Start of THE INPUT

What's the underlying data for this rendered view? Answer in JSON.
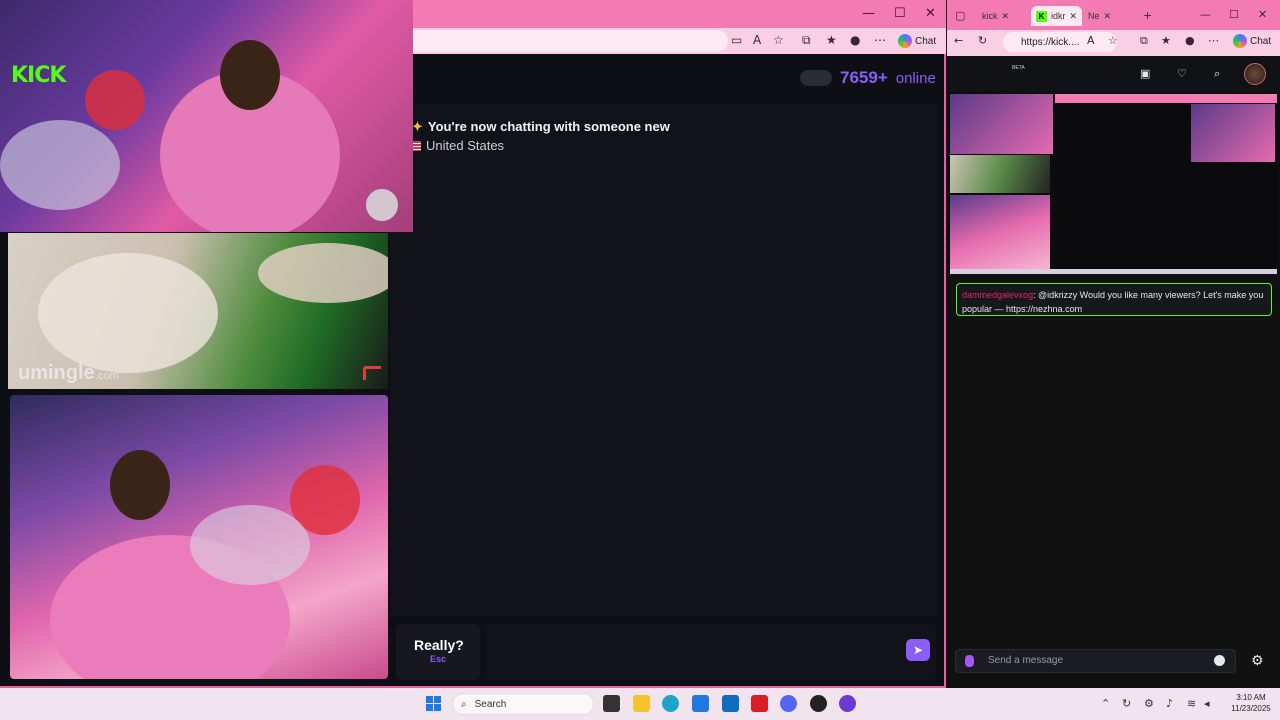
{
  "left_window": {
    "toolbar_chat_label": "Chat",
    "online_count": "7659+",
    "online_label": "online",
    "chat_messages": [
      "You're now chatting with someone new",
      "United States"
    ],
    "really_label": "Really?",
    "esc_label": "Esc",
    "video_logo": "umingle",
    "video_logo_suffix": ".com"
  },
  "right_window": {
    "tabs": [
      {
        "label": "kick",
        "icon": "pink-tab-icon"
      },
      {
        "label": "idkr",
        "icon": "kick-favicon"
      },
      {
        "label": "Ne",
        "icon": "netflix-tab-icon"
      }
    ],
    "url": "https://kick....",
    "chat_label": "Chat",
    "logo": "KICK",
    "logo_badge": "BETA",
    "chat_message": {
      "username": "dammedgalevxog",
      "text": ": @idkrizzy Would you like many viewers? Let's make you popular — https://nezhna.com"
    },
    "send_placeholder": "Send a message"
  },
  "taskbar": {
    "search_label": "Search",
    "time": "3:10 AM",
    "date": "11/23/2025"
  },
  "colors": {
    "kick_green": "#53fc18",
    "umingle_purple": "#8b5cf6",
    "browser_pink": "#f47ab3"
  }
}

End of THE INPUT

Among the entries above, how many lines include the word "https"? Give the number with no comment.

2